Your task: Extract all lines in the data that contain the word "FOMO".

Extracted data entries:
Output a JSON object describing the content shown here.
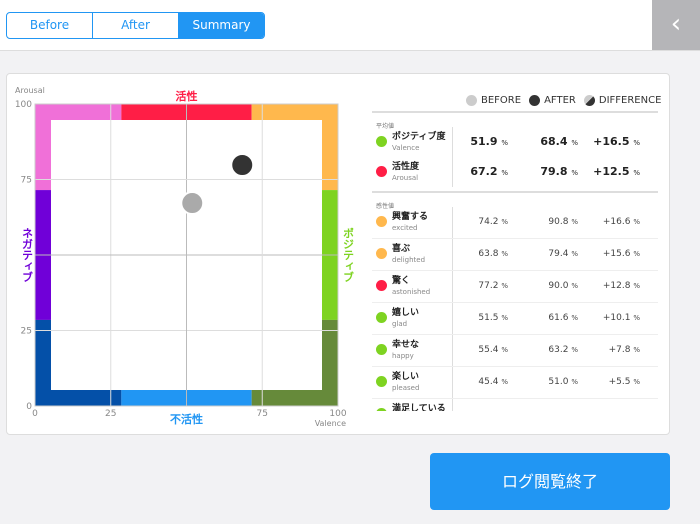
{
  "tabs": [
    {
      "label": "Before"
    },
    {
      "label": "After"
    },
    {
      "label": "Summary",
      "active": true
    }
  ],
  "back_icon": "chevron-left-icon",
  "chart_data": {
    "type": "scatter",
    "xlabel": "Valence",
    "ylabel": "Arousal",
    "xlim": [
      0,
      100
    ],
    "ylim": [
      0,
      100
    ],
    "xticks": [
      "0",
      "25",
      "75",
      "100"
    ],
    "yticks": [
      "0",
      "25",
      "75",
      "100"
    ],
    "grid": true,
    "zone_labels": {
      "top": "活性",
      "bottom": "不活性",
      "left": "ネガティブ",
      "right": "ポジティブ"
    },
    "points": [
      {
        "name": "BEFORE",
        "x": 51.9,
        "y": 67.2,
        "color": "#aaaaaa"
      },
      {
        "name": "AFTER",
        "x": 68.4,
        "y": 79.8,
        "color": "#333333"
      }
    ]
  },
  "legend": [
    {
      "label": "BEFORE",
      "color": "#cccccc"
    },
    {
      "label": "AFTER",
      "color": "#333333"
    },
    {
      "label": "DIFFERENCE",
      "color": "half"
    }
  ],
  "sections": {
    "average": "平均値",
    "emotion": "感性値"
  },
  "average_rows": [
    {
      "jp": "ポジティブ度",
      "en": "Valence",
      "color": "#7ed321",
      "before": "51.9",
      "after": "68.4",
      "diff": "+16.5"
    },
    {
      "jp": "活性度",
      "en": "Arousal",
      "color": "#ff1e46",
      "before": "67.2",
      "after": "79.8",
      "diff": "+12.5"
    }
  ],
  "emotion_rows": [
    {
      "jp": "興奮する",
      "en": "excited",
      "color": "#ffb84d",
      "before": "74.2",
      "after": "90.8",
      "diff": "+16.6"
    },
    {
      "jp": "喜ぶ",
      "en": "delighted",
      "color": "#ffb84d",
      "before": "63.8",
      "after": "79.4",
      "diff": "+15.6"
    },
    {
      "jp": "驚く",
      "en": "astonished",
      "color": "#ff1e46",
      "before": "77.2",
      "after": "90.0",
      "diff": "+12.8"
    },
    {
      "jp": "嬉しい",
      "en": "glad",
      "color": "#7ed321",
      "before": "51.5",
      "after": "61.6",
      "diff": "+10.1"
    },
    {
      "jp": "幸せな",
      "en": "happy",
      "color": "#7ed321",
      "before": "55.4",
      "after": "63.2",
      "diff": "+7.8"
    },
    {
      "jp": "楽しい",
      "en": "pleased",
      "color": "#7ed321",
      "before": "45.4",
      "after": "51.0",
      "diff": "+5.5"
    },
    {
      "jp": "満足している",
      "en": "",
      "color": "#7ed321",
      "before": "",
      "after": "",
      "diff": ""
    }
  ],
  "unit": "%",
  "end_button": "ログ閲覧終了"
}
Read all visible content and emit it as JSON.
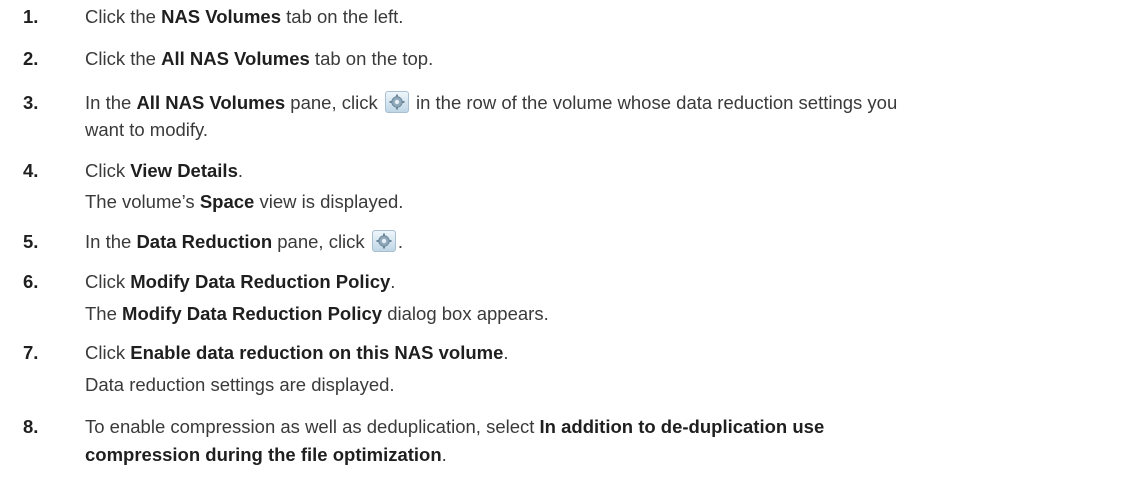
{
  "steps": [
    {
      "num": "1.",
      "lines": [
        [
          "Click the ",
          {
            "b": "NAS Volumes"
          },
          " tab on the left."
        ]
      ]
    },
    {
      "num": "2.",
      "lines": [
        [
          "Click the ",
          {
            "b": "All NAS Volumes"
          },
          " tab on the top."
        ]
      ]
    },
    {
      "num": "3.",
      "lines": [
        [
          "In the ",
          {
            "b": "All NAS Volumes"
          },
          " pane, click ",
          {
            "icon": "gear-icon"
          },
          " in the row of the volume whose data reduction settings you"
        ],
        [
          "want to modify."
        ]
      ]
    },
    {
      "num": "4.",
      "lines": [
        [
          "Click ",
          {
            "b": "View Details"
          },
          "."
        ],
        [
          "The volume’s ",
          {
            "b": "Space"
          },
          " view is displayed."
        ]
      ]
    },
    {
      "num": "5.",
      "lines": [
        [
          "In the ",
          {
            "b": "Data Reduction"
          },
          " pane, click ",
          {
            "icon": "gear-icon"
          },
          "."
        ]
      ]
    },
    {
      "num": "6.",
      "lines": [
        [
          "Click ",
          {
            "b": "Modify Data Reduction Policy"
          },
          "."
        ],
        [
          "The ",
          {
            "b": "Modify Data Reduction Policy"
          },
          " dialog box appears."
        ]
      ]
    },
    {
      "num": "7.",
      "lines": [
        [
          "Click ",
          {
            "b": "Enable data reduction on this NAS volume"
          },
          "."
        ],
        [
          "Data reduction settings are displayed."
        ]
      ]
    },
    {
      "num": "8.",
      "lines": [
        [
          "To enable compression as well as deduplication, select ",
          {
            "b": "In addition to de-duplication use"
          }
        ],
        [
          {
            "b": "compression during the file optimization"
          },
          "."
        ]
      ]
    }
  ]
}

...

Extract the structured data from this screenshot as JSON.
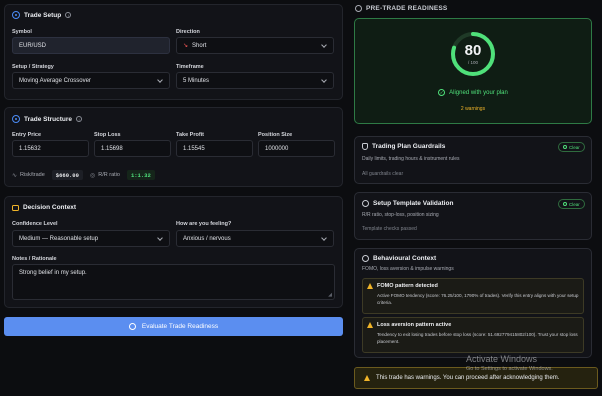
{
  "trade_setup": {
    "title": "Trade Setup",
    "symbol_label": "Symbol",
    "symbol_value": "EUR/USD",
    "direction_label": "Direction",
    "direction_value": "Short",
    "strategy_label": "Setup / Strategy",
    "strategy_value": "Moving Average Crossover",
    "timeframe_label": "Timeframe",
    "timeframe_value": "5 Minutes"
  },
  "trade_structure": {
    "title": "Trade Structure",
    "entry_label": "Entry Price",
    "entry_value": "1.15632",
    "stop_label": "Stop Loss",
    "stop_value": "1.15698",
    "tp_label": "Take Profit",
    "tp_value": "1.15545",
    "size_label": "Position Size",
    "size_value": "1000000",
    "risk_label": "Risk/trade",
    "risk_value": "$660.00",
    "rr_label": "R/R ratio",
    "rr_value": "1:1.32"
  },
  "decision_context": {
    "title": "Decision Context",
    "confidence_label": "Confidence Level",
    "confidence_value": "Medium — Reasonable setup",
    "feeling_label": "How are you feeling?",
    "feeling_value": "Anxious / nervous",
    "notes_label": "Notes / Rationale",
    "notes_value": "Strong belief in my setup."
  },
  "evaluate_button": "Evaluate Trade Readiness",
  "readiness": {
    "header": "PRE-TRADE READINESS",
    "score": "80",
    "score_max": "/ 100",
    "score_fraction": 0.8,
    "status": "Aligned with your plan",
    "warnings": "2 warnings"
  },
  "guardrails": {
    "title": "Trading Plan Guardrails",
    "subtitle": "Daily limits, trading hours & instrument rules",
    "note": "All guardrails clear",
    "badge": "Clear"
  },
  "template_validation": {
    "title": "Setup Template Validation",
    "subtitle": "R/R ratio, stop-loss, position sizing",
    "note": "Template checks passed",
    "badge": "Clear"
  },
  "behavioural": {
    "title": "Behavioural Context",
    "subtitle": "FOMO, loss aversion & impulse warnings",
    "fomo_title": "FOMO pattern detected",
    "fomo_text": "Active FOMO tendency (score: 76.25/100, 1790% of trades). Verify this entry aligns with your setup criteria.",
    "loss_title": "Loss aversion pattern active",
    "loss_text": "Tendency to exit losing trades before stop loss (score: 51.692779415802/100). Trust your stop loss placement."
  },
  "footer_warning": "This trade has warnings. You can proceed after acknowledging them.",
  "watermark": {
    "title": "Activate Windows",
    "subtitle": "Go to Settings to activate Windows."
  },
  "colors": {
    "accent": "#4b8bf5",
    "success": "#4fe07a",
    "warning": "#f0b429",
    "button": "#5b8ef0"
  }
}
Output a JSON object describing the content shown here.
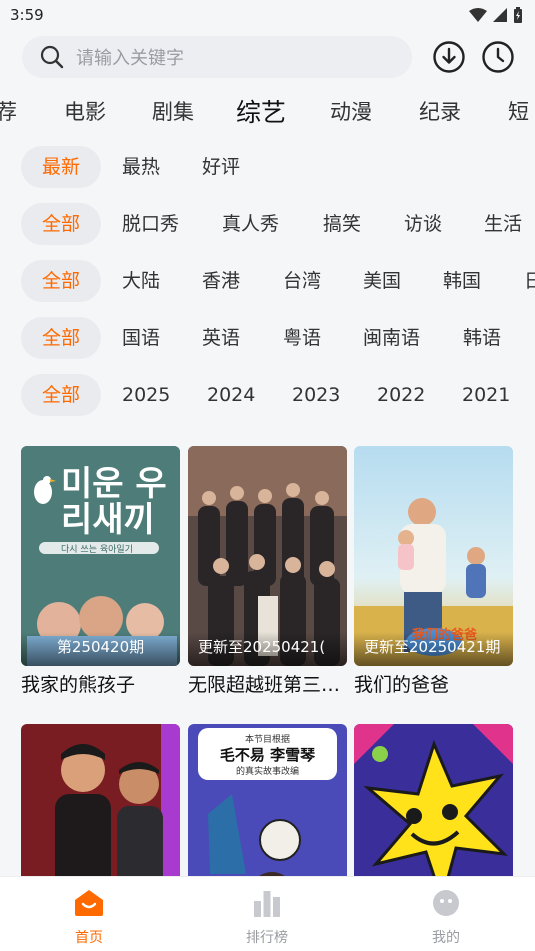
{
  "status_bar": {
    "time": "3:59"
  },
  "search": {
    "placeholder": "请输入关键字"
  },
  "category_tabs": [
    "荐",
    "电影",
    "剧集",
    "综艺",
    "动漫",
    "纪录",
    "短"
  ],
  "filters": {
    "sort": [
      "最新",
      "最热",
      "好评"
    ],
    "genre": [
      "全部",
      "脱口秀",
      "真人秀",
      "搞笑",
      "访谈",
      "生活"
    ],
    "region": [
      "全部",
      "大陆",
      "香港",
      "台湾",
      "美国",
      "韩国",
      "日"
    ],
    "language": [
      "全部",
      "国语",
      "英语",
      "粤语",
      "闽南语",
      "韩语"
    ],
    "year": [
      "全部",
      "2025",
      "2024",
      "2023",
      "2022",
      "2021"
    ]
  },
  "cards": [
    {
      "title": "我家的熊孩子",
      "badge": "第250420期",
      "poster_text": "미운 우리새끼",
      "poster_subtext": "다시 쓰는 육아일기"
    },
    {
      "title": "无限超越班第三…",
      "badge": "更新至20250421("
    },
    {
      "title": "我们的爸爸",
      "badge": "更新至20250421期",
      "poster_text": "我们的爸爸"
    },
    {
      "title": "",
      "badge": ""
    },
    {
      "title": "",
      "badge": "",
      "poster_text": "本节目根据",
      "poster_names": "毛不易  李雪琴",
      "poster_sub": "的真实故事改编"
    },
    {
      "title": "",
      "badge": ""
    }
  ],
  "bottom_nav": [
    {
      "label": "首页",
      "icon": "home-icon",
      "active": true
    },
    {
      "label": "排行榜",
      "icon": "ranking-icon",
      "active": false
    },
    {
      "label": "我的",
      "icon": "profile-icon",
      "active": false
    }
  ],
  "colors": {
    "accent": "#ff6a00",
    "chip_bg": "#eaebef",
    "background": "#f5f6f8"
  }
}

Complete response:
    "subtitle": "FOMO, loss aversion & impulse warnings",
    "fomo_title": "FOMO pattern detected",
    "fomo_text": "Active FOMO tendency (score: 76.25/100, 1790% of trades). Verify this entry aligns with your setup criteria.",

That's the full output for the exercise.